====== Excerpted data ======

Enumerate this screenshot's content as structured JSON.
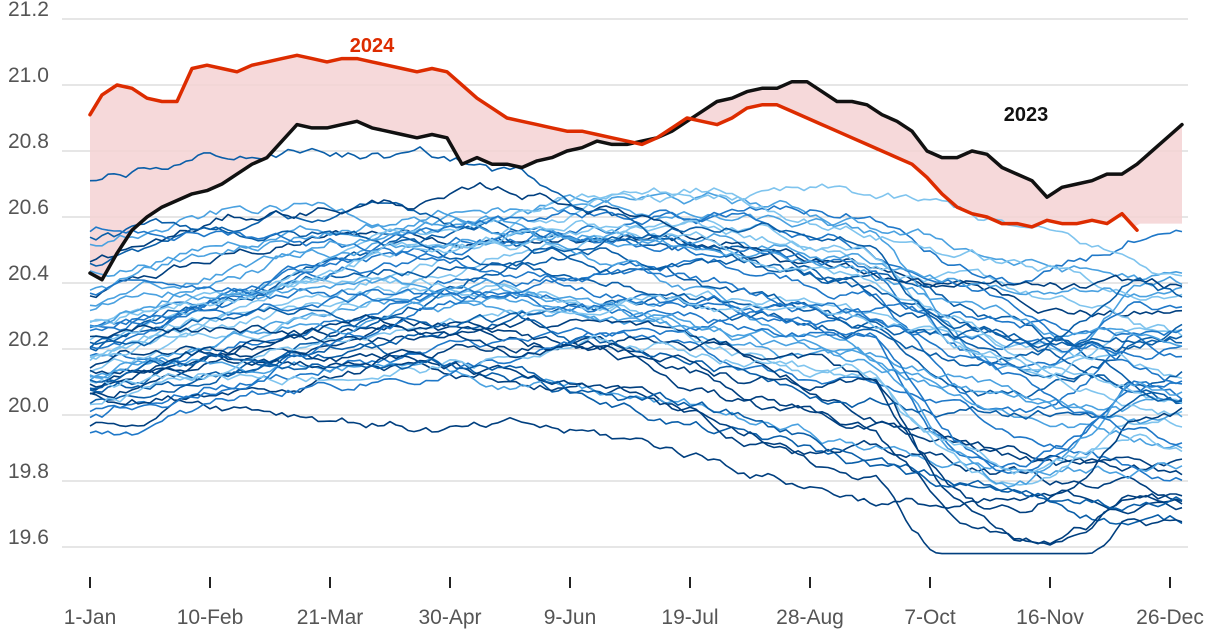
{
  "chart_data": {
    "type": "line",
    "title": "",
    "xlabel": "",
    "ylabel": "",
    "ylim": [
      19.55,
      21.22
    ],
    "xlim": [
      -3,
      370
    ],
    "grid": "horizontal",
    "y_ticks": [
      19.6,
      19.8,
      20.0,
      20.2,
      20.4,
      20.6,
      20.8,
      21.0,
      21.2
    ],
    "y_tick_labels": [
      "19.6",
      "19.8",
      "20.0",
      "20.2",
      "20.4",
      "20.6",
      "20.8",
      "21.0",
      "21.2"
    ],
    "x_tick_days": [
      1,
      41,
      81,
      121,
      161,
      201,
      241,
      281,
      321,
      361
    ],
    "x_tick_labels": [
      "1-Jan",
      "10-Feb",
      "21-Mar",
      "30-Apr",
      "9-Jun",
      "19-Jul",
      "28-Aug",
      "7-Oct",
      "16-Nov",
      "26-Dec"
    ],
    "colors": {
      "y2024": "#dd2c00",
      "y2023": "#111111",
      "band": "#f5d2d3",
      "grid": "#cccccc",
      "history": [
        "#003f7f",
        "#0a5ea8",
        "#1f78c8",
        "#4aa1e0",
        "#7fc4ee"
      ]
    },
    "series": [
      {
        "name": "2024",
        "x": [
          1,
          5,
          10,
          15,
          20,
          25,
          30,
          35,
          40,
          45,
          50,
          55,
          60,
          65,
          70,
          75,
          80,
          85,
          90,
          95,
          100,
          105,
          110,
          115,
          120,
          125,
          130,
          135,
          140,
          145,
          150,
          155,
          160,
          165,
          170,
          175,
          180,
          185,
          190,
          195,
          200,
          205,
          210,
          215,
          220,
          225,
          230,
          235,
          240,
          245,
          250,
          255,
          260,
          265,
          270,
          275,
          280,
          285,
          290,
          295,
          300,
          305,
          310,
          315,
          320,
          325,
          330,
          335,
          340,
          345,
          350
        ],
        "y": [
          20.91,
          20.97,
          21.0,
          20.99,
          20.96,
          20.95,
          20.95,
          21.05,
          21.06,
          21.05,
          21.04,
          21.06,
          21.07,
          21.08,
          21.09,
          21.08,
          21.07,
          21.08,
          21.08,
          21.07,
          21.06,
          21.05,
          21.04,
          21.05,
          21.04,
          21.0,
          20.96,
          20.93,
          20.9,
          20.89,
          20.88,
          20.87,
          20.86,
          20.86,
          20.85,
          20.84,
          20.83,
          20.82,
          20.84,
          20.87,
          20.9,
          20.89,
          20.88,
          20.9,
          20.93,
          20.94,
          20.94,
          20.92,
          20.9,
          20.88,
          20.86,
          20.84,
          20.82,
          20.8,
          20.78,
          20.76,
          20.72,
          20.67,
          20.63,
          20.61,
          20.6,
          20.58,
          20.58,
          20.57,
          20.59,
          20.58,
          20.58,
          20.59,
          20.58,
          20.61,
          20.56
        ]
      },
      {
        "name": "2023",
        "x": [
          1,
          5,
          10,
          15,
          20,
          25,
          30,
          35,
          40,
          45,
          50,
          55,
          60,
          65,
          70,
          75,
          80,
          85,
          90,
          95,
          100,
          105,
          110,
          115,
          120,
          125,
          130,
          135,
          140,
          145,
          150,
          155,
          160,
          165,
          170,
          175,
          180,
          185,
          190,
          195,
          200,
          205,
          210,
          215,
          220,
          225,
          230,
          235,
          240,
          245,
          250,
          255,
          260,
          265,
          270,
          275,
          280,
          285,
          290,
          295,
          300,
          305,
          310,
          315,
          320,
          325,
          330,
          335,
          340,
          345,
          350,
          355,
          360,
          365
        ],
        "y": [
          20.43,
          20.41,
          20.49,
          20.56,
          20.6,
          20.63,
          20.65,
          20.67,
          20.68,
          20.7,
          20.73,
          20.76,
          20.78,
          20.83,
          20.88,
          20.87,
          20.87,
          20.88,
          20.89,
          20.87,
          20.86,
          20.85,
          20.84,
          20.85,
          20.84,
          20.76,
          20.78,
          20.76,
          20.76,
          20.75,
          20.77,
          20.78,
          20.8,
          20.81,
          20.83,
          20.82,
          20.82,
          20.83,
          20.84,
          20.86,
          20.89,
          20.92,
          20.95,
          20.96,
          20.98,
          20.99,
          20.99,
          21.01,
          21.01,
          20.98,
          20.95,
          20.95,
          20.94,
          20.91,
          20.89,
          20.86,
          20.8,
          20.78,
          20.78,
          20.8,
          20.79,
          20.75,
          20.73,
          20.71,
          20.66,
          20.69,
          20.7,
          20.71,
          20.73,
          20.73,
          20.76,
          20.8,
          20.84,
          20.88
        ]
      }
    ]
  }
}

======

Generate a word-for-word copy of the preceding records, excluding all pictures.

Enumerate this screenshot's content as structured JSON.
{
  "chart_data": {
    "type": "line",
    "title": "",
    "xlabel": "",
    "ylabel": "",
    "ylim": [
      19.55,
      21.22
    ],
    "xlim": [
      -3,
      370
    ],
    "grid": "horizontal",
    "y_ticks": [
      19.6,
      19.8,
      20.0,
      20.2,
      20.4,
      20.6,
      20.8,
      21.0,
      21.2
    ],
    "y_tick_labels": [
      "19.6",
      "19.8",
      "20.0",
      "20.2",
      "20.4",
      "20.6",
      "20.8",
      "21.0",
      "21.2"
    ],
    "x_tick_days": [
      1,
      41,
      81,
      121,
      161,
      201,
      241,
      281,
      321,
      361
    ],
    "x_tick_labels": [
      "1-Jan",
      "10-Feb",
      "21-Mar",
      "30-Apr",
      "9-Jun",
      "19-Jul",
      "28-Aug",
      "7-Oct",
      "16-Nov",
      "26-Dec"
    ],
    "colors": {
      "y2024": "#dd2c00",
      "y2023": "#111111",
      "band": "#f5d2d3",
      "grid": "#cccccc",
      "history": [
        "#003f7f",
        "#0a5ea8",
        "#1f78c8",
        "#4aa1e0",
        "#7fc4ee"
      ]
    },
    "series": [
      {
        "name": "2024",
        "x": [
          1,
          5,
          10,
          15,
          20,
          25,
          30,
          35,
          40,
          45,
          50,
          55,
          60,
          65,
          70,
          75,
          80,
          85,
          90,
          95,
          100,
          105,
          110,
          115,
          120,
          125,
          130,
          135,
          140,
          145,
          150,
          155,
          160,
          165,
          170,
          175,
          180,
          185,
          190,
          195,
          200,
          205,
          210,
          215,
          220,
          225,
          230,
          235,
          240,
          245,
          250,
          255,
          260,
          265,
          270,
          275,
          280,
          285,
          290,
          295,
          300,
          305,
          310,
          315,
          320,
          325,
          330,
          335,
          340,
          345,
          350
        ],
        "y": [
          20.91,
          20.97,
          21.0,
          20.99,
          20.96,
          20.95,
          20.95,
          21.05,
          21.06,
          21.05,
          21.04,
          21.06,
          21.07,
          21.08,
          21.09,
          21.08,
          21.07,
          21.08,
          21.08,
          21.07,
          21.06,
          21.05,
          21.04,
          21.05,
          21.04,
          21.0,
          20.96,
          20.93,
          20.9,
          20.89,
          20.88,
          20.87,
          20.86,
          20.86,
          20.85,
          20.84,
          20.83,
          20.82,
          20.84,
          20.87,
          20.9,
          20.89,
          20.88,
          20.9,
          20.93,
          20.94,
          20.94,
          20.92,
          20.9,
          20.88,
          20.86,
          20.84,
          20.82,
          20.8,
          20.78,
          20.76,
          20.72,
          20.67,
          20.63,
          20.61,
          20.6,
          20.58,
          20.58,
          20.57,
          20.59,
          20.58,
          20.58,
          20.59,
          20.58,
          20.61,
          20.56
        ]
      },
      {
        "name": "2023",
        "x": [
          1,
          5,
          10,
          15,
          20,
          25,
          30,
          35,
          40,
          45,
          50,
          55,
          60,
          65,
          70,
          75,
          80,
          85,
          90,
          95,
          100,
          105,
          110,
          115,
          120,
          125,
          130,
          135,
          140,
          145,
          150,
          155,
          160,
          165,
          170,
          175,
          180,
          185,
          190,
          195,
          200,
          205,
          210,
          215,
          220,
          225,
          230,
          235,
          240,
          245,
          250,
          255,
          260,
          265,
          270,
          275,
          280,
          285,
          290,
          295,
          300,
          305,
          310,
          315,
          320,
          325,
          330,
          335,
          340,
          345,
          350,
          355,
          360,
          365
        ],
        "y": [
          20.43,
          20.41,
          20.49,
          20.56,
          20.6,
          20.63,
          20.65,
          20.67,
          20.68,
          20.7,
          20.73,
          20.76,
          20.78,
          20.83,
          20.88,
          20.87,
          20.87,
          20.88,
          20.89,
          20.87,
          20.86,
          20.85,
          20.84,
          20.85,
          20.84,
          20.76,
          20.78,
          20.76,
          20.76,
          20.75,
          20.77,
          20.78,
          20.8,
          20.81,
          20.83,
          20.82,
          20.82,
          20.83,
          20.84,
          20.86,
          20.89,
          20.92,
          20.95,
          20.96,
          20.98,
          20.99,
          20.99,
          21.01,
          21.01,
          20.98,
          20.95,
          20.95,
          20.94,
          20.91,
          20.89,
          20.86,
          20.8,
          20.78,
          20.78,
          20.8,
          20.79,
          20.75,
          20.73,
          20.71,
          20.66,
          20.69,
          20.7,
          20.71,
          20.73,
          20.73,
          20.76,
          20.8,
          20.84,
          20.88
        ]
      }
    ]
  }
}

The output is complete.